_Set exercise:_ Reply with one number: the count of lines in the data that hold the string "start".

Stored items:
┄┄┄┄┄┄┄┄┄┄┄┄┄┄┄┄┄┄┄┄

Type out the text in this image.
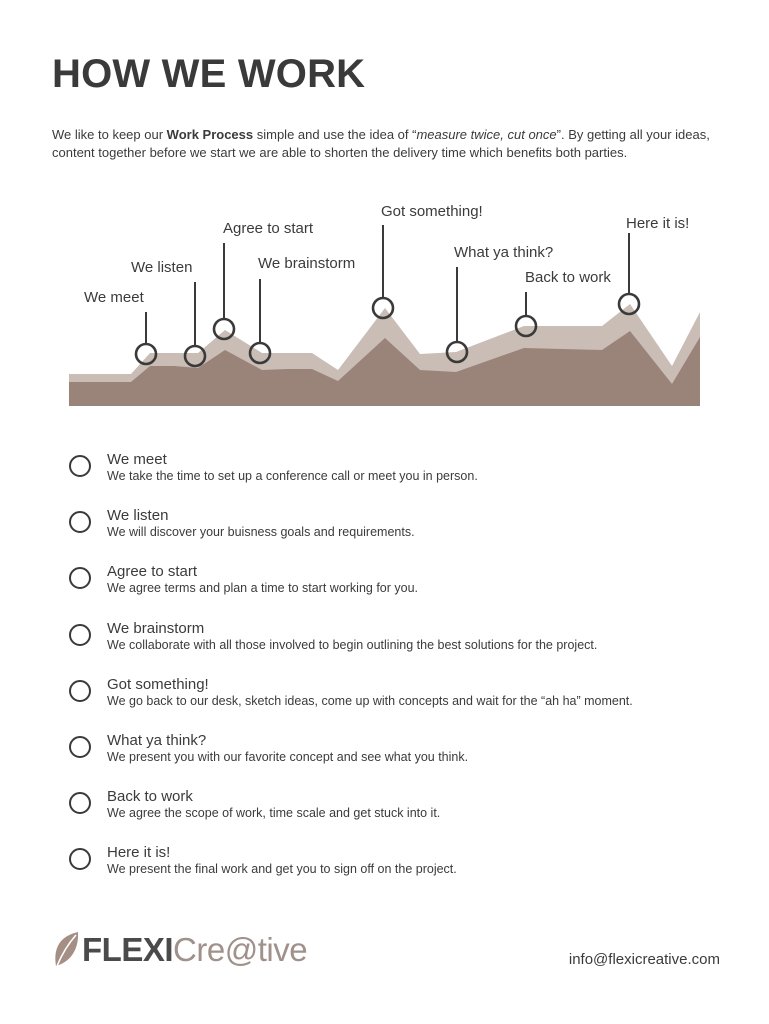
HOW WE WORK

We like to keep our Work Process simple and use the idea of “measure twice, cut once”. By getting all your ideas, content together before we start we are able to shorten the delivery time which benefits both parties.

We meet
We listen
Agree to start
We brainstorm
Got something!
What ya think?
Back to work
Here it is!
We meet
We take the time to set up a conference call or meet you in person.
We listen
We will discover your buisness goals and requirements.
Agree to start
We agree terms and plan a time to start working for you.
We brainstorm
We collaborate with all those involved to begin outlining the best solutions for the project.
Got something!
We go back to our desk, sketch ideas, come up with concepts and wait for the “ah ha” moment.
What ya think?
We present you with our favorite concept and see what you think.
Back to work
We agree the scope of work, time scale and get stuck into it.
Here it is!
We present the final work and get you to sign off on the project.
FLEXI Cre@tive	info@flexicreative.com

┄┄┄┄┄┄┄┄┄┄┄┄┄┄┄┄┄┄┄┄

_Task solution:_ 4